Data entries
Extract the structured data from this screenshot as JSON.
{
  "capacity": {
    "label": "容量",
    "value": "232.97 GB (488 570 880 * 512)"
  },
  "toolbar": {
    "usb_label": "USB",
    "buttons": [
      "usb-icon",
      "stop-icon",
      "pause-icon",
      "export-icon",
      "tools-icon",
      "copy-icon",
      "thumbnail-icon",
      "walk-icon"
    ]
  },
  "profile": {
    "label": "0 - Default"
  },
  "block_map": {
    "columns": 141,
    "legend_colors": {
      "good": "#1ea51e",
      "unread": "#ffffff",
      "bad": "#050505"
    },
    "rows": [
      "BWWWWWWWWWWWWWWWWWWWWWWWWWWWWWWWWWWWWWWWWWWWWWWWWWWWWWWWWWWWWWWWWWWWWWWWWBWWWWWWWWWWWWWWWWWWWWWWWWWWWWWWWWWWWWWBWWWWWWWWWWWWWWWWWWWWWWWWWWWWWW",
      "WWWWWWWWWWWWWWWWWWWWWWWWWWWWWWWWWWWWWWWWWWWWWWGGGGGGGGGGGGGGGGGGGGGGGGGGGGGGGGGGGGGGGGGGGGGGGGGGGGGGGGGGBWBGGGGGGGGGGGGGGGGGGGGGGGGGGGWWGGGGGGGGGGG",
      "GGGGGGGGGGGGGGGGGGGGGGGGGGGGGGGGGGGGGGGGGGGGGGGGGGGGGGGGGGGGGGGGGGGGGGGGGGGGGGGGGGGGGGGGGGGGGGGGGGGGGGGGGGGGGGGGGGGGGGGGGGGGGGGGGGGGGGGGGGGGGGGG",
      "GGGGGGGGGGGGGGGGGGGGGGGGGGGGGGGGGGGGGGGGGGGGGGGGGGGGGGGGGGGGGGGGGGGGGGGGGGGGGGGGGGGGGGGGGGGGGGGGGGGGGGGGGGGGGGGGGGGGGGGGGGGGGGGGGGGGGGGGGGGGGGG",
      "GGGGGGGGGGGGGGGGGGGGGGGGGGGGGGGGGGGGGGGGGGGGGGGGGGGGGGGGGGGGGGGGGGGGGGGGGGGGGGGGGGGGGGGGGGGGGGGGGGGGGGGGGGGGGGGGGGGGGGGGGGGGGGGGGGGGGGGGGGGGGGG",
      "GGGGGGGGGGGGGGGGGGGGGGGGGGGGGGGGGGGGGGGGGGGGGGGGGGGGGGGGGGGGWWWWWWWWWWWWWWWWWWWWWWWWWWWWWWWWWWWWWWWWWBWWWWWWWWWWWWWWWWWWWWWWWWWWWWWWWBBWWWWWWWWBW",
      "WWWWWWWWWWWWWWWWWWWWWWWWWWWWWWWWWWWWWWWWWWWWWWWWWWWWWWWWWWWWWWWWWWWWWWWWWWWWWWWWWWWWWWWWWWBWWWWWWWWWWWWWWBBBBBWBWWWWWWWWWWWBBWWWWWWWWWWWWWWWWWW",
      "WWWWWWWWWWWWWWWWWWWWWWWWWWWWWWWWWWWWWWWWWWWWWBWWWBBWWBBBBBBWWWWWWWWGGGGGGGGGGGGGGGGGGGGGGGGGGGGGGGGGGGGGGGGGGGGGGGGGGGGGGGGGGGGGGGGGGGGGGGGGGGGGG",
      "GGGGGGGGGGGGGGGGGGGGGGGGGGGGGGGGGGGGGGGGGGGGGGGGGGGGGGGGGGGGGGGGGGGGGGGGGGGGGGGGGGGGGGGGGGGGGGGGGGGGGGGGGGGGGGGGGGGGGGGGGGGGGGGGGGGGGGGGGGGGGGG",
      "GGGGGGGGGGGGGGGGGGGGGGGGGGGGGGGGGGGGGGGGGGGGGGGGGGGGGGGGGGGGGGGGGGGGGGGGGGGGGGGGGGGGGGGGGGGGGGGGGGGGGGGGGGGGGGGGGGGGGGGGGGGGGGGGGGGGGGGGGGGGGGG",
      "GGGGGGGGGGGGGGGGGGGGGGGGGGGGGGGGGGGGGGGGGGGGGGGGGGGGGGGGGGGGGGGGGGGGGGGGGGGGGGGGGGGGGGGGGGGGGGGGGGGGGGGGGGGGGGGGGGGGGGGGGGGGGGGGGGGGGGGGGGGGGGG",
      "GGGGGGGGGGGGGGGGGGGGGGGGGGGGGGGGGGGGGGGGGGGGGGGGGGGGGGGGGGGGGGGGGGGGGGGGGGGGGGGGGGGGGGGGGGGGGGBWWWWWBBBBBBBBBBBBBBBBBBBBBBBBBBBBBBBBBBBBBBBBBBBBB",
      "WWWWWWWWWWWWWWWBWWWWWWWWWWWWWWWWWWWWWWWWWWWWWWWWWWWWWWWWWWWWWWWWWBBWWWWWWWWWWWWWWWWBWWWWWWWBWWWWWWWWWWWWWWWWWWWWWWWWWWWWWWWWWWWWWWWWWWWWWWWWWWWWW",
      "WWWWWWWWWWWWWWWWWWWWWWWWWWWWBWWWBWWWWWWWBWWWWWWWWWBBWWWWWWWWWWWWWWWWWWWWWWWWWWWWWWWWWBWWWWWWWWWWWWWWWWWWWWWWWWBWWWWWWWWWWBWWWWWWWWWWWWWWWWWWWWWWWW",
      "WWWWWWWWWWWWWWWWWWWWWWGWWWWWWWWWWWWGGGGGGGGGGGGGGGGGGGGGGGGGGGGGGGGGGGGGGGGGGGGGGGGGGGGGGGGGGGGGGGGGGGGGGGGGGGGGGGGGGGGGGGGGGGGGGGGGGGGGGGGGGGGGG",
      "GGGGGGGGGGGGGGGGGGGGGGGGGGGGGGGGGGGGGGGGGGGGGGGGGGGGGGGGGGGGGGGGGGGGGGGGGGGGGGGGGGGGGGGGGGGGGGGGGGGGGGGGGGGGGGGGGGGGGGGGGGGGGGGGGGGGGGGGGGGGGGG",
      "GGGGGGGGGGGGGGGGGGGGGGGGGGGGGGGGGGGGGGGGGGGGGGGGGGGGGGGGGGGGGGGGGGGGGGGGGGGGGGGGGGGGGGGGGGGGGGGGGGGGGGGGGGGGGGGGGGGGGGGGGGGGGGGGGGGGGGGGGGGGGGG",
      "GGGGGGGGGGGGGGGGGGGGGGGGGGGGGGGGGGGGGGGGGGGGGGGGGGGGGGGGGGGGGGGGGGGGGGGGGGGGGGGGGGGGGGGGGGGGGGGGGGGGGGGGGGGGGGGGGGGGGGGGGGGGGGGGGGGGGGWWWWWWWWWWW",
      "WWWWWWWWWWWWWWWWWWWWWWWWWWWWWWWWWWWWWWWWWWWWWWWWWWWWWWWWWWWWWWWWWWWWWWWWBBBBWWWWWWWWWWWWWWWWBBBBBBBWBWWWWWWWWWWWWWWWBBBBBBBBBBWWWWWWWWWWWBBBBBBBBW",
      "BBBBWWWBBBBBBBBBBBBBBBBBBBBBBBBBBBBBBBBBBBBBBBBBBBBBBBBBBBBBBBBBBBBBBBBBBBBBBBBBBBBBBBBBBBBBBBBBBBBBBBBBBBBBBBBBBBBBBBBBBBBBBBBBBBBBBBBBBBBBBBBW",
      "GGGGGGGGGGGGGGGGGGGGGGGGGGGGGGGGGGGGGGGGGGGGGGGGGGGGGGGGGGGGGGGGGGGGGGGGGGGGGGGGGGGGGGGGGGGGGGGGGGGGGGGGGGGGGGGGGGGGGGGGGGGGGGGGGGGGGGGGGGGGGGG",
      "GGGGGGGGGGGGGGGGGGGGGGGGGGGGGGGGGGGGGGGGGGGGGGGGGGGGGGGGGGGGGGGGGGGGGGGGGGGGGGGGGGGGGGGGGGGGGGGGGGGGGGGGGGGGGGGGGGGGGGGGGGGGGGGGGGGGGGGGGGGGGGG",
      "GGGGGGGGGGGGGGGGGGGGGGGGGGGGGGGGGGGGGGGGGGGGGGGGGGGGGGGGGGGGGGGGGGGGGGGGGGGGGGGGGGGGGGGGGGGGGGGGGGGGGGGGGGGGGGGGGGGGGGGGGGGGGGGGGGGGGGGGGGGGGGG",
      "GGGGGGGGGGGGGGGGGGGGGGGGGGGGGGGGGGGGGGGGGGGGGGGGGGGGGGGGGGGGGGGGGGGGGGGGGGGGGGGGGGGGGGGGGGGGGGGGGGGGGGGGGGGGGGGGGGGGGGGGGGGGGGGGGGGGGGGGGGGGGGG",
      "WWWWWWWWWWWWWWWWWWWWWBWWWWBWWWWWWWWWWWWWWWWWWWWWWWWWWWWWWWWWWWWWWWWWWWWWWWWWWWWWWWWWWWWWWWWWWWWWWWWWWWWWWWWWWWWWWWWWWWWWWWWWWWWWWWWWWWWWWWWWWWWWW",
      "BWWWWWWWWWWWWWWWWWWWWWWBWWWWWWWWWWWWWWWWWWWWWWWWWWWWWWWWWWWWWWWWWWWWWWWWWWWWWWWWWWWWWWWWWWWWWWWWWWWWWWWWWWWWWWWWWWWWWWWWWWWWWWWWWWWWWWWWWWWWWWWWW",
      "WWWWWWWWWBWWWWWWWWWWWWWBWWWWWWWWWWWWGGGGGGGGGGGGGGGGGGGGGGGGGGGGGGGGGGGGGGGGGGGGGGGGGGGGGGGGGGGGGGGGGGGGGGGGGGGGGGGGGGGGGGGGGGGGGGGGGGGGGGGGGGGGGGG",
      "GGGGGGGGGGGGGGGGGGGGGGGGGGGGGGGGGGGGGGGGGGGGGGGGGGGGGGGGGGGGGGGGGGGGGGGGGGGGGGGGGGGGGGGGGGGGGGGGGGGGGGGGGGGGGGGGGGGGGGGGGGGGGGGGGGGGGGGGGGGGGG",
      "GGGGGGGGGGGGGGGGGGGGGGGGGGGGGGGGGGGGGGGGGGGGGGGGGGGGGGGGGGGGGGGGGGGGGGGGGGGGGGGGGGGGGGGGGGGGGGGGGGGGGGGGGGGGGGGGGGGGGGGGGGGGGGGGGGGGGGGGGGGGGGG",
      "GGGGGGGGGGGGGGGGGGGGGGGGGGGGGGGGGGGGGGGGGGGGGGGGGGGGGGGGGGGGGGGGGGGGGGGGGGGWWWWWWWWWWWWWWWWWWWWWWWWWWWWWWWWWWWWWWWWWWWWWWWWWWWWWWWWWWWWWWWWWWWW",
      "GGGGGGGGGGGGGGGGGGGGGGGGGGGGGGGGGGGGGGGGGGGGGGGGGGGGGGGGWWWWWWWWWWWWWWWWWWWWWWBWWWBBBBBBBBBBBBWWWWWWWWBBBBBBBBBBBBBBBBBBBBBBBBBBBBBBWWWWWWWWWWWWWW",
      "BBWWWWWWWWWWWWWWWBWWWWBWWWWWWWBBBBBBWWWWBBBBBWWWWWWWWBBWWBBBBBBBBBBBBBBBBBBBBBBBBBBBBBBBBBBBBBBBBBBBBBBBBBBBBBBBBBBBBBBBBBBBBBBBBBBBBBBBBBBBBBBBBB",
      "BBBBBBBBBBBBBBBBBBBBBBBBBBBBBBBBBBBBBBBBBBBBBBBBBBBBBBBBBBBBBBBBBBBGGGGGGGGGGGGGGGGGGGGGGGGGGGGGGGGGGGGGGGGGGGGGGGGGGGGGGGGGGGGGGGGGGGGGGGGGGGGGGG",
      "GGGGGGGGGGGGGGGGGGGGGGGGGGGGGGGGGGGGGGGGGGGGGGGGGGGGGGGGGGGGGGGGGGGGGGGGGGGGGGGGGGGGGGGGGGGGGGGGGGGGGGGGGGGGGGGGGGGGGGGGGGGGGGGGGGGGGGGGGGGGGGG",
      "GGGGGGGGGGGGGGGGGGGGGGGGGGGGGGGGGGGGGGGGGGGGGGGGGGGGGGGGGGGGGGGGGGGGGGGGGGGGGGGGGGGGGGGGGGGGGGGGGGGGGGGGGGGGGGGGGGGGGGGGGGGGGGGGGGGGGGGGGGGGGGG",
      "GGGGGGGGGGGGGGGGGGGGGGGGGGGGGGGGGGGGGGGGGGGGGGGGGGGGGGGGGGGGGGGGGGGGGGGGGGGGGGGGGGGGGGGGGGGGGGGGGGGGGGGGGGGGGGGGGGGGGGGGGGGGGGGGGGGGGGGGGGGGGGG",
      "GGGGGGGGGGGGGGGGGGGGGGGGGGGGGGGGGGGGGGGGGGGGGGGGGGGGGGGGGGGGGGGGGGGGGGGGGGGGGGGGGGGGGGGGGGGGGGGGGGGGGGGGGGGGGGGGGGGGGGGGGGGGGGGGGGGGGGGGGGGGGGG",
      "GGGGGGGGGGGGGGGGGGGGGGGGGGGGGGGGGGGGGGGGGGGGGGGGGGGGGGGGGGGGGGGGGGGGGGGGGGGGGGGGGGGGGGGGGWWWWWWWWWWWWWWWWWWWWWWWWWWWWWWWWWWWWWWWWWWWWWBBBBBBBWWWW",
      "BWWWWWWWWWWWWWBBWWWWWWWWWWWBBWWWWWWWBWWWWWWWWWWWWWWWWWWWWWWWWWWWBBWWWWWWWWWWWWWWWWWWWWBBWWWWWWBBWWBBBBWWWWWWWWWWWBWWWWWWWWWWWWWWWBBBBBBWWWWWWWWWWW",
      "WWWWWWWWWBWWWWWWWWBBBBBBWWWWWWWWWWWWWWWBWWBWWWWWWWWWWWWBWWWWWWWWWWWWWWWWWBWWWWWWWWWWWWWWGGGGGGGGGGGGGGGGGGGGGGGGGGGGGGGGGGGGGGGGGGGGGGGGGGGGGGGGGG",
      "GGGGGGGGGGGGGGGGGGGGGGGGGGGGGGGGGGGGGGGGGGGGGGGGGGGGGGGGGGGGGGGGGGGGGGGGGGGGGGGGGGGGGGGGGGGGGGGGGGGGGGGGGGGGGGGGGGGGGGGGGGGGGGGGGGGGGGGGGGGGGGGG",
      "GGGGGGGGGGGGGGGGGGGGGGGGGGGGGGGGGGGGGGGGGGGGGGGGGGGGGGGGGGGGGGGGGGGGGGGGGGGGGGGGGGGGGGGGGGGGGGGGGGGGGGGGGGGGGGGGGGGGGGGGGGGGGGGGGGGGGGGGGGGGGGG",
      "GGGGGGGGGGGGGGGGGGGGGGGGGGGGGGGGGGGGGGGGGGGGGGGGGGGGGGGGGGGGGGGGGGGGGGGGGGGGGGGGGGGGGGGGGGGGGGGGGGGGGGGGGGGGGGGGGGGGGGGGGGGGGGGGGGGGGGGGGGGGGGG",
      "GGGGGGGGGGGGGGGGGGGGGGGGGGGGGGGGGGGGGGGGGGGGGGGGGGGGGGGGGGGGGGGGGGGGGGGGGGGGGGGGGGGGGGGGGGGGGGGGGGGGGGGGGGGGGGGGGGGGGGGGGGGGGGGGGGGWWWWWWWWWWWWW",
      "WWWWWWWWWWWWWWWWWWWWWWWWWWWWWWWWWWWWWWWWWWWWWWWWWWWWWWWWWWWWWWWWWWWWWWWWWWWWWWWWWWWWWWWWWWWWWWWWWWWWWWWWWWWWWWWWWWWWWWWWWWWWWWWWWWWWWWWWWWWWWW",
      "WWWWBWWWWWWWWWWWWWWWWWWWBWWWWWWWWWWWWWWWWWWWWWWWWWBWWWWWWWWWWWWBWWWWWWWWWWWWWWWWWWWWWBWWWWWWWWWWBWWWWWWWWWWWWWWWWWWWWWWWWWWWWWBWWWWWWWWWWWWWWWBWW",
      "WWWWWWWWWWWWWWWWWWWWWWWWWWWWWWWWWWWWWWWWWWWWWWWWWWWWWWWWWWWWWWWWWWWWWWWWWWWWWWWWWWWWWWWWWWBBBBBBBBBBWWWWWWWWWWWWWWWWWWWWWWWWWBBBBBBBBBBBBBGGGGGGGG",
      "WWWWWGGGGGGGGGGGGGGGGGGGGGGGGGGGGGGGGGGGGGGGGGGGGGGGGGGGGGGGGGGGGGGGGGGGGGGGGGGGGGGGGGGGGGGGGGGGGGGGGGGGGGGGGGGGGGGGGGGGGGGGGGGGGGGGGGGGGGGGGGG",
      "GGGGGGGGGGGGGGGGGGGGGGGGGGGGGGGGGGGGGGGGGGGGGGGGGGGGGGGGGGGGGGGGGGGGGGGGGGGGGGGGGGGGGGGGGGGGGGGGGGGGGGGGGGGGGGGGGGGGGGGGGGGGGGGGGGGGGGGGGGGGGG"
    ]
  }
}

Instructions to follow ->
Read the data above and pull out each line that holds the string "icon".

Answer in full ->
      "usb-icon",
      "stop-icon",
      "pause-icon",
      "export-icon",
      "tools-icon",
      "copy-icon",
      "thumbnail-icon",
      "walk-icon"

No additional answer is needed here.